- [Exercise inputs]
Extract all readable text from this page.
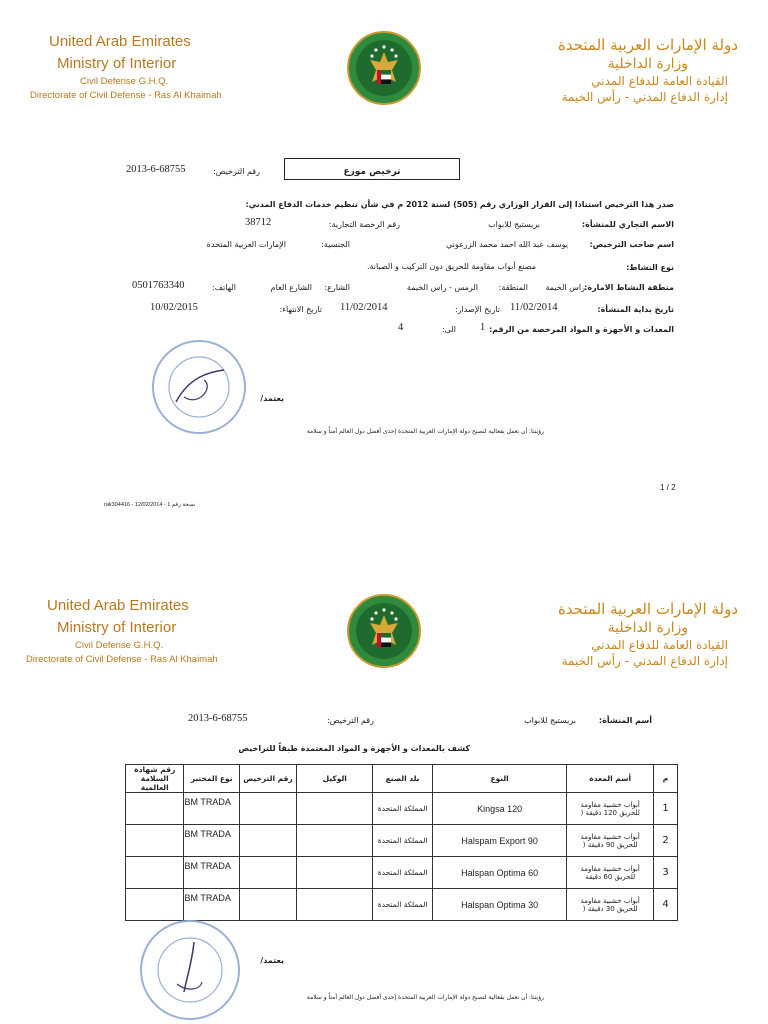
United Arab Emirates
Ministry of Interior
Civil Defense G.H.Q.
Directorate of Civil Defense - Ras Al Khaimah
دولة الإمارات العربية المتحدة
وزارة الداخلية
القيادة العامة للدفاع المدني
إدارة الدفاع المدني - رأس الخيمة
ترخيص موزع
رقم الترخيص:
2013-6-68755
صدر هذا الترخيص استنادا إلى القرار الوزاري رقم (505) لسنة 2012 م في شأن تنظيم خدمات الدفاع المدني:
الاسم التجاري للمنشأة:
بريستيج للابواب
رقم الرخصة التجارية:
38712
اسم صاحب الترخيص:
يوسف عبد الله احمد محمد الزرعوني
الجنسية:
الإمارات العربية المتحدة
نوع النشاط:
مصنع أبواب مقاومة للحريق دون التركيب و الصيانة.
منطقة النشاط الامارة:
راس الخيمة
المنطقة:
الرمس - راس الخيمة
الشارع:
الشارع العام
الهاتف:
0501763340
تاريخ بداية المنشأة:
11/02/2014
تاريخ الإصدار:
11/02/2014
تاريخ الانتهاء:
10/02/2015
المعدات و الأجهزة و المواد المرخصة من الرقم:
1
الى:
4
يعتمد/
رؤيتنا: أن نعمل بفعالية لتصبح دولة الإمارات العربية المتحدة إحدى أفضل دول العالم أمناً و سلامة
1 / 2
rak304416 - 12/02/2014 - نسخة رقم 1
United Arab Emirates
Ministry of Interior
Civil Defense G.H.Q.
Directorate of Civil Defense - Ras Al Khaimah
دولة الإمارات العربية المتحدة
وزارة الداخلية
القيادة العامة للدفاع المدني
إدارة الدفاع المدني - رأس الخيمة
أسم المنشأة:
بريستيج للابواب
رقم الترخيص:
2013-6-68755
كشف بالمعدات و الأجهزة و المواد المعتمدة طبقاً للتراخيص
م	أسم المعدة	النوع	بلد الصنع	الوكيل	رقم الترخيص	نوع المختبر	رقم شهادة السلامة العالمية
1	أبواب خشبية مقاومة للحريق 120 دقيقة (	Kingsa 120	المملكة المتحدة			BM TRADA	
2	أبواب خشبية مقاومة للحريق 90 دقيقة (	Halspam Export 90	المملكة المتحدة			BM TRADA	
3	أبواب خشبية مقاومة للحريق 60 دقيقة	Halspan Optima 60	المملكة المتحدة			BM TRADA	
4	أبواب خشبية مقاومة للحريق 30 دقيقة (	Halspan Optima 30	المملكة المتحدة			BM TRADA	
يعتمد/
رؤيتنا: أن نعمل بفعالية لتصبح دولة الإمارات العربية المتحدة إحدى أفضل دول العالم أمناً و سلامة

- [Instructions to follow] Your task is an exact transcription of all the data, minus the pictures.

- [The output]
Extract all readable text from this page.
United Arab Emirates
Ministry of Interior
Civil Defense G.H.Q.
Directorate of Civil Defense - Ras Al Khaimah
دولة الإمارات العربية المتحدة
وزارة الداخلية
القيادة العامة للدفاع المدني
إدارة الدفاع المدني - رأس الخيمة
ترخيص موزع
رقم الترخيص:
2013-6-68755
صدر هذا الترخيص استنادا إلى القرار الوزاري رقم (505) لسنة 2012 م في شأن تنظيم خدمات الدفاع المدني:
الاسم التجاري للمنشأة:
بريستيج للابواب
رقم الرخصة التجارية:
38712
اسم صاحب الترخيص:
يوسف عبد الله احمد محمد الزرعوني
الجنسية:
الإمارات العربية المتحدة
نوع النشاط:
مصنع أبواب مقاومة للحريق دون التركيب و الصيانة.
منطقة النشاط الامارة:
راس الخيمة
المنطقة:
الرمس - راس الخيمة
الشارع:
الشارع العام
الهاتف:
0501763340
تاريخ بداية المنشأة:
11/02/2014
تاريخ الإصدار:
11/02/2014
تاريخ الانتهاء:
10/02/2015
المعدات و الأجهزة و المواد المرخصة من الرقم:
1
الى:
4
يعتمد/
رؤيتنا: أن نعمل بفعالية لتصبح دولة الإمارات العربية المتحدة إحدى أفضل دول العالم أمناً و سلامة
1 / 2
rak304416 - 12/02/2014 - نسخة رقم 1
United Arab Emirates
Ministry of Interior
Civil Defense G.H.Q.
Directorate of Civil Defense - Ras Al Khaimah
دولة الإمارات العربية المتحدة
وزارة الداخلية
القيادة العامة للدفاع المدني
إدارة الدفاع المدني - رأس الخيمة
أسم المنشأة:
بريستيج للابواب
رقم الترخيص:
2013-6-68755
كشف بالمعدات و الأجهزة و المواد المعتمدة طبقاً للتراخيص
م	أسم المعدة	النوع	بلد الصنع	الوكيل	رقم الترخيص	نوع المختبر	رقم شهادة السلامة العالمية
1	أبواب خشبية مقاومة للحريق 120 دقيقة (	Kingsa 120	المملكة المتحدة			BM TRADA	
2	أبواب خشبية مقاومة للحريق 90 دقيقة (	Halspam Export 90	المملكة المتحدة			BM TRADA	
3	أبواب خشبية مقاومة للحريق 60 دقيقة	Halspan Optima 60	المملكة المتحدة			BM TRADA	
4	أبواب خشبية مقاومة للحريق 30 دقيقة (	Halspan Optima 30	المملكة المتحدة			BM TRADA	
يعتمد/
رؤيتنا: أن نعمل بفعالية لتصبح دولة الإمارات العربية المتحدة إحدى أفضل دول العالم أمناً و سلامة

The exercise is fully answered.